--- BEGIN ---
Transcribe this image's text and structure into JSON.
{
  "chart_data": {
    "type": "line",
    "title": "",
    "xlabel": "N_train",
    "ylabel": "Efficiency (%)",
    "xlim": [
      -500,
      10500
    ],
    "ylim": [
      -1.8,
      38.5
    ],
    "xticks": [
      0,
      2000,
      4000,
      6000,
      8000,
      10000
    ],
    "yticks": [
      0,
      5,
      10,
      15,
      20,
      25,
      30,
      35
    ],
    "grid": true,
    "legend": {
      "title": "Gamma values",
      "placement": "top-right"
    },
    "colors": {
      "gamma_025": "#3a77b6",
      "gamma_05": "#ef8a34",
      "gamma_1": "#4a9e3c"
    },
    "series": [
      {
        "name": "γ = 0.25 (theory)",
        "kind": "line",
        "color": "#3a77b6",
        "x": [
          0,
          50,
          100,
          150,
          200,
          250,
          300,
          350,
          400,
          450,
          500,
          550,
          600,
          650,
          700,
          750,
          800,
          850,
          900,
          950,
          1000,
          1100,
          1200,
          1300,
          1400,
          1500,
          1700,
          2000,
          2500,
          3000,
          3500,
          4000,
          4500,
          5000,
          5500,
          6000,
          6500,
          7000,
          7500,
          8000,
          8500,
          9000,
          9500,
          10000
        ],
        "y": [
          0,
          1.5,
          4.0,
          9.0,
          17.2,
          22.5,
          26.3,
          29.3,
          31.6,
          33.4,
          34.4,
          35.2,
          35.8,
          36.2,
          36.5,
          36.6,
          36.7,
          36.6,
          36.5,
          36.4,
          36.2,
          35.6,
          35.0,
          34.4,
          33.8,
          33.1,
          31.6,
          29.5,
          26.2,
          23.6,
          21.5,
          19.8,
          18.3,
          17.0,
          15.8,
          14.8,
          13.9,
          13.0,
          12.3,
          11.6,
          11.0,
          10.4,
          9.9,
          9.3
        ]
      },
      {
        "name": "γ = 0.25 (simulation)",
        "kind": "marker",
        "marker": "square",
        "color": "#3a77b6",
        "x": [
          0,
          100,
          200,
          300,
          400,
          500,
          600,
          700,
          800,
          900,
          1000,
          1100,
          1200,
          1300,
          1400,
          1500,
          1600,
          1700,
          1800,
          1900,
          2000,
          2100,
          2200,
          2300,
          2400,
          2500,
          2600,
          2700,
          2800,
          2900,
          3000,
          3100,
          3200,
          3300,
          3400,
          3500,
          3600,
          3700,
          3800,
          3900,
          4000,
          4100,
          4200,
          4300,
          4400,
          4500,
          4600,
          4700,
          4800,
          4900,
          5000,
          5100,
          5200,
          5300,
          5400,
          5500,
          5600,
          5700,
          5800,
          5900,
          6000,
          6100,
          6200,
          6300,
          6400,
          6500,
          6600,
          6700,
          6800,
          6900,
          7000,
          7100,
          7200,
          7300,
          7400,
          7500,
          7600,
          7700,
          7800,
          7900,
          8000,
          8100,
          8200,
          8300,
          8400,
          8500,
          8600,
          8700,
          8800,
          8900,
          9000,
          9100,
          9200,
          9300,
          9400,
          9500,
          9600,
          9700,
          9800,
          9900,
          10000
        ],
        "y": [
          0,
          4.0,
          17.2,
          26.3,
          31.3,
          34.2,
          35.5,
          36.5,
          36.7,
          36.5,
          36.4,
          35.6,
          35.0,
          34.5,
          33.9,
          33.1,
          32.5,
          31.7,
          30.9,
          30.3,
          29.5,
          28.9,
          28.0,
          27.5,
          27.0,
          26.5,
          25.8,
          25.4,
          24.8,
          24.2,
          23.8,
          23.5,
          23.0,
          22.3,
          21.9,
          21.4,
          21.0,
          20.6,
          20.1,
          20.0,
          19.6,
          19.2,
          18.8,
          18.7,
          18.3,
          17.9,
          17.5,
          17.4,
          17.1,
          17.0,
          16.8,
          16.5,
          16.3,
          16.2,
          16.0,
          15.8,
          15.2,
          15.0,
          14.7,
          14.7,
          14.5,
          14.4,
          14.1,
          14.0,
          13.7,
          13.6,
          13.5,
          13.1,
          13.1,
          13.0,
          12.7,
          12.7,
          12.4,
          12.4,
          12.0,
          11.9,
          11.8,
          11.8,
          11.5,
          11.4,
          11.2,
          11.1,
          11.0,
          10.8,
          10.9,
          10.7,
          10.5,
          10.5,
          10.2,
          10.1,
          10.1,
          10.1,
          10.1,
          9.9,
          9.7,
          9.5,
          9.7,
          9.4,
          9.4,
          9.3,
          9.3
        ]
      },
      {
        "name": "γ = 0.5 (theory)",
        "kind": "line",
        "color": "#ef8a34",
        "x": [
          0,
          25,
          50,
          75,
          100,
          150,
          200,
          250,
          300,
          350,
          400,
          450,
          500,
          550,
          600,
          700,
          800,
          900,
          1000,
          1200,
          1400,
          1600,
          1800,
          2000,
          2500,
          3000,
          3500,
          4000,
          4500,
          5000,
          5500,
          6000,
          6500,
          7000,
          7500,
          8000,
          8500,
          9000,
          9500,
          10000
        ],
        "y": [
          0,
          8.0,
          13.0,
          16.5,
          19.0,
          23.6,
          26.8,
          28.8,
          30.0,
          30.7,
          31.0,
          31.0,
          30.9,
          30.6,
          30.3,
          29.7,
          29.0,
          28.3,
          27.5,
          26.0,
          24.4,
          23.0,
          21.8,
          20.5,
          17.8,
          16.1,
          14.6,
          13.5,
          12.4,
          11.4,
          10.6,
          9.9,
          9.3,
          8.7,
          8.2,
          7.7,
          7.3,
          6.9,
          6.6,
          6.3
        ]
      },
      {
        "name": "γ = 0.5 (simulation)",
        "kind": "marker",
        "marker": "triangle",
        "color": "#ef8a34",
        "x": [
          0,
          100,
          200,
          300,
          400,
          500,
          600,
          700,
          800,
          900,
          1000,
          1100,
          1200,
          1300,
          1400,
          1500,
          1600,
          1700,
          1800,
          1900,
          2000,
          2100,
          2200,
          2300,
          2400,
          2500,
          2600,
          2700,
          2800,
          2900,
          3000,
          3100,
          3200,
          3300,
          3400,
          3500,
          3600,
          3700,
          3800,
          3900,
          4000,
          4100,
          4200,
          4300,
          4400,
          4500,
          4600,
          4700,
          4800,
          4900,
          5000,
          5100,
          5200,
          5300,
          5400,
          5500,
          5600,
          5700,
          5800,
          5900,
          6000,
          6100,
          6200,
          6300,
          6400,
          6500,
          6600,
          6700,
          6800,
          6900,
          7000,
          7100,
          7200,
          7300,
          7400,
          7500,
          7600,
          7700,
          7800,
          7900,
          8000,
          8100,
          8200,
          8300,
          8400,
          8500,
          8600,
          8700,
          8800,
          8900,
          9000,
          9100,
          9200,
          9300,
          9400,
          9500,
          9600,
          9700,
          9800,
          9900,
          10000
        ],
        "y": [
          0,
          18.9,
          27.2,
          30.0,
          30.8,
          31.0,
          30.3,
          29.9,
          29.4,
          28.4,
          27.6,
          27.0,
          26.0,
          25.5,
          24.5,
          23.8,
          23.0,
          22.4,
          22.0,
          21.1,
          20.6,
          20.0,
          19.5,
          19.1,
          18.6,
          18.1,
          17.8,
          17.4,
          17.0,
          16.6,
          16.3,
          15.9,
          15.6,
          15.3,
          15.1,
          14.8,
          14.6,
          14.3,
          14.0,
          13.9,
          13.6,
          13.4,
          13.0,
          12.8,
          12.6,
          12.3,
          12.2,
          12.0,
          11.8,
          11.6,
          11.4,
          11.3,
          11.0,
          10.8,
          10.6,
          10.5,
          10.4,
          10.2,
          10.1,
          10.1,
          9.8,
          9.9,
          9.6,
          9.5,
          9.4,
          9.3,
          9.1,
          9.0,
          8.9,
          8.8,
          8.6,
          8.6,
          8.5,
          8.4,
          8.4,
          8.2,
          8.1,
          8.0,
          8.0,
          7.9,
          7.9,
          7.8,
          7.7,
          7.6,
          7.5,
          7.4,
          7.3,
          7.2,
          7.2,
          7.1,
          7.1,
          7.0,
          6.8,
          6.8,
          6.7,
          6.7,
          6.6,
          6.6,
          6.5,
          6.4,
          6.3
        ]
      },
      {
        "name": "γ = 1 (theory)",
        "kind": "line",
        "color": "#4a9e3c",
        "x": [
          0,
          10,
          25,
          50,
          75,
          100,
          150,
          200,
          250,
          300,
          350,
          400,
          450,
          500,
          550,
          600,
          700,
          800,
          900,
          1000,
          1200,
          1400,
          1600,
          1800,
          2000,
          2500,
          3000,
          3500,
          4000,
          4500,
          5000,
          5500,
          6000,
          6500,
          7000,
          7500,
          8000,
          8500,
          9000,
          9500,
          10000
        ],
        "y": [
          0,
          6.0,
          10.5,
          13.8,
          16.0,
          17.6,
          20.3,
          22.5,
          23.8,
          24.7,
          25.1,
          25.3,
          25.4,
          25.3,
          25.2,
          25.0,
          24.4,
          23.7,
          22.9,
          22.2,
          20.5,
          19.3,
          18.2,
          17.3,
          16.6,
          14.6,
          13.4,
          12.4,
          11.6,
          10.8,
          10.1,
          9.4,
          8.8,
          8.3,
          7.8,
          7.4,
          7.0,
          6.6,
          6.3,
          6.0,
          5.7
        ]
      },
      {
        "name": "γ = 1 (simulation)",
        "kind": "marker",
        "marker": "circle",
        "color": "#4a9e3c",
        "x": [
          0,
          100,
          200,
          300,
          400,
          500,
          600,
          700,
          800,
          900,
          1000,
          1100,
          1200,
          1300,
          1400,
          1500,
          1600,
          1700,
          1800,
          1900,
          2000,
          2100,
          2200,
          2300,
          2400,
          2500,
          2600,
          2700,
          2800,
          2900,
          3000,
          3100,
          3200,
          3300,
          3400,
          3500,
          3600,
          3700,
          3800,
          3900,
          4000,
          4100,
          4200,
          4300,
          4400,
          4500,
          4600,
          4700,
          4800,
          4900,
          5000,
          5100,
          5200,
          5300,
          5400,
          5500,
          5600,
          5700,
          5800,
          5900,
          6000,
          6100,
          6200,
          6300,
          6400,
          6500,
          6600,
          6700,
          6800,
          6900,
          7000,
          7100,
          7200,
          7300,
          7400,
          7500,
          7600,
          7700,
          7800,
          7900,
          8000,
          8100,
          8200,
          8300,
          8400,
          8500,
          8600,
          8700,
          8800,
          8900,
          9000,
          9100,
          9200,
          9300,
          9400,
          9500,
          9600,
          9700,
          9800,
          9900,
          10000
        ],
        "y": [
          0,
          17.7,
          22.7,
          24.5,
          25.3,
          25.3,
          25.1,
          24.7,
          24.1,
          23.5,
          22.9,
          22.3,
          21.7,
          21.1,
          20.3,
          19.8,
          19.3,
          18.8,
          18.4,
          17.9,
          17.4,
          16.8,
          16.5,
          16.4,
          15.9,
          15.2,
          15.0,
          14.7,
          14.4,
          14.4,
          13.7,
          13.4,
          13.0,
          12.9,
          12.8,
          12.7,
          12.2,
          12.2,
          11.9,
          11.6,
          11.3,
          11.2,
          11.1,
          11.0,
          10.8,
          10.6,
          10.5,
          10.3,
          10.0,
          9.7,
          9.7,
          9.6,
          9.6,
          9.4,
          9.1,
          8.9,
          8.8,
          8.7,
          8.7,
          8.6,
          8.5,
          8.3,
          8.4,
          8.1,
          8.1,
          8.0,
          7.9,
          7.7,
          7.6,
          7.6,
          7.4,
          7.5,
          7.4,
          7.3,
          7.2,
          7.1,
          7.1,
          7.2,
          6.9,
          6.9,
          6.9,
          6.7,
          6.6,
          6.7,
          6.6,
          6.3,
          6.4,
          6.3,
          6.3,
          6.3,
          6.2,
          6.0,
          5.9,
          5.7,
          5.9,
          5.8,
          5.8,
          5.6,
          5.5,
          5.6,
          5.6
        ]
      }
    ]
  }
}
--- END ---
--- BEGIN ---
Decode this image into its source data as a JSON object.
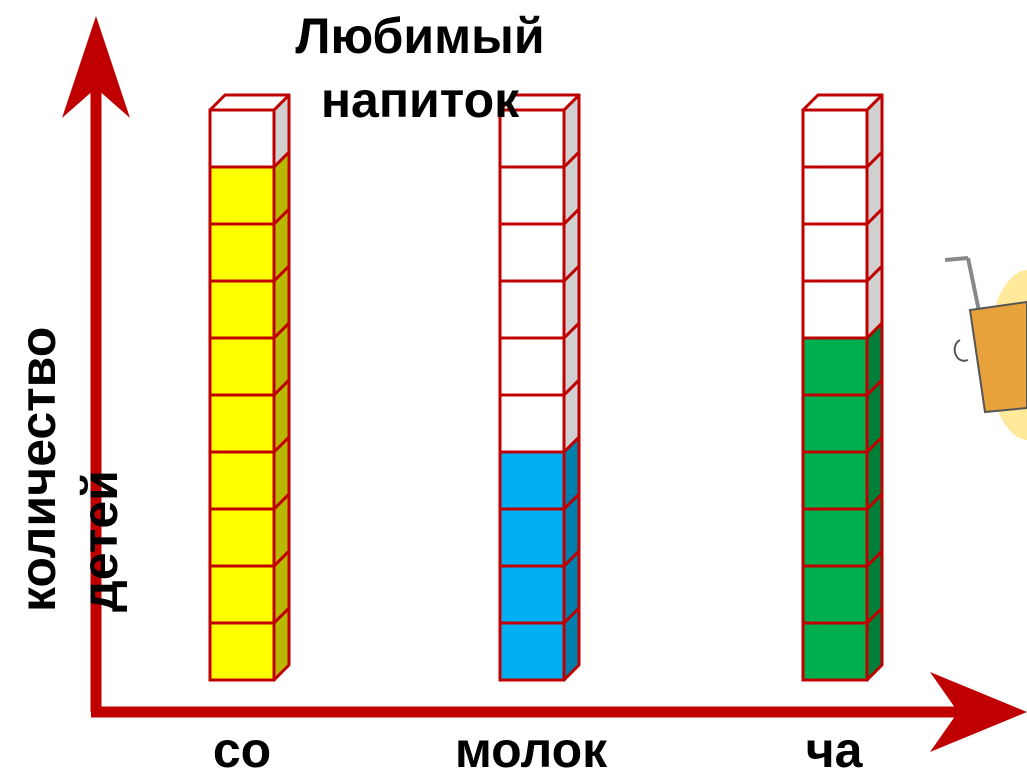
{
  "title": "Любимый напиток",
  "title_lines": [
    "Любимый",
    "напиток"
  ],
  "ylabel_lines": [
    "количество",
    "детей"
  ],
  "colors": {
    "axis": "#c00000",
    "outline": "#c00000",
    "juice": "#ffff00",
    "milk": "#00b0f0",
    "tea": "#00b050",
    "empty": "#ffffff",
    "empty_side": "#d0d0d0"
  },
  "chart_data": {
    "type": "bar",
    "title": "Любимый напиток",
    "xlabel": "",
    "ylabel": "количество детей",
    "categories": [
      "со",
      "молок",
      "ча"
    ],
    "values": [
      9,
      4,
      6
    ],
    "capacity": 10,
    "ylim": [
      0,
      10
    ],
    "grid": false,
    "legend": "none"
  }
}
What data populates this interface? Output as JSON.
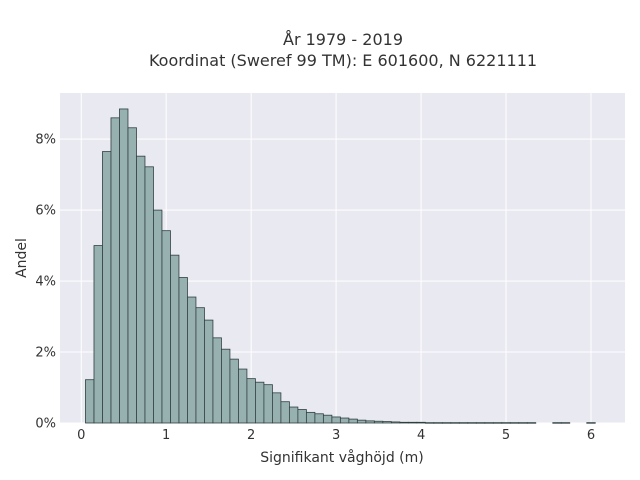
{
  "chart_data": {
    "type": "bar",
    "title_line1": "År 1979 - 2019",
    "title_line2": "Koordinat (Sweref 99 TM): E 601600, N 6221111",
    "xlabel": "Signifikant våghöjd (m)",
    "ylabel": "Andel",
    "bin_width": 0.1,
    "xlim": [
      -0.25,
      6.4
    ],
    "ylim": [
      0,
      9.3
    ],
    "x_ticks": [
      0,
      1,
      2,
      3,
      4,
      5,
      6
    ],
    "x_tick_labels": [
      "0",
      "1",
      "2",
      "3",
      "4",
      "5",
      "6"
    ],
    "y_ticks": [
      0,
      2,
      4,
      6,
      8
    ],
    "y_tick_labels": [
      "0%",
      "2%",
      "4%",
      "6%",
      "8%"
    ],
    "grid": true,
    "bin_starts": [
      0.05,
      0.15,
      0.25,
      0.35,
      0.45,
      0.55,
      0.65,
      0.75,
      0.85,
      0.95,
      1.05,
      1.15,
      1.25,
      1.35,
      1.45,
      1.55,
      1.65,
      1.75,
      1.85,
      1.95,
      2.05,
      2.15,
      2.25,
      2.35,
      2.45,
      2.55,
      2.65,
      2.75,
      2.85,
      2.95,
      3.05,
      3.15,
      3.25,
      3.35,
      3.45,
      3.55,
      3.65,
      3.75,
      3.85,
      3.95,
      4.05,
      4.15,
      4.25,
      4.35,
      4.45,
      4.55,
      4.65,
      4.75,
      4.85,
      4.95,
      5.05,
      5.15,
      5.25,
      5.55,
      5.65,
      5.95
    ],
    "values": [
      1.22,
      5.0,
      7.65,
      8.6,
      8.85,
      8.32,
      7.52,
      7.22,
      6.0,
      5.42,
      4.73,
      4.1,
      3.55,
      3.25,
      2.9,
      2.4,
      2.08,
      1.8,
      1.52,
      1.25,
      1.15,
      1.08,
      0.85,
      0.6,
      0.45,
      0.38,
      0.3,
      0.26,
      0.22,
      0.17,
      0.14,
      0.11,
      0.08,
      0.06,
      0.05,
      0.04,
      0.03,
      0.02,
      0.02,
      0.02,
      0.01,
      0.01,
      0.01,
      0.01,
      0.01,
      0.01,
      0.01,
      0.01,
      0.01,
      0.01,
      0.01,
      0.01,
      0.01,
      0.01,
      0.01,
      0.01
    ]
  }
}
--- END ---
» **Goal**: Count every line above that holds the string "theory" and give the total, nothing more.

» **Solution**: 3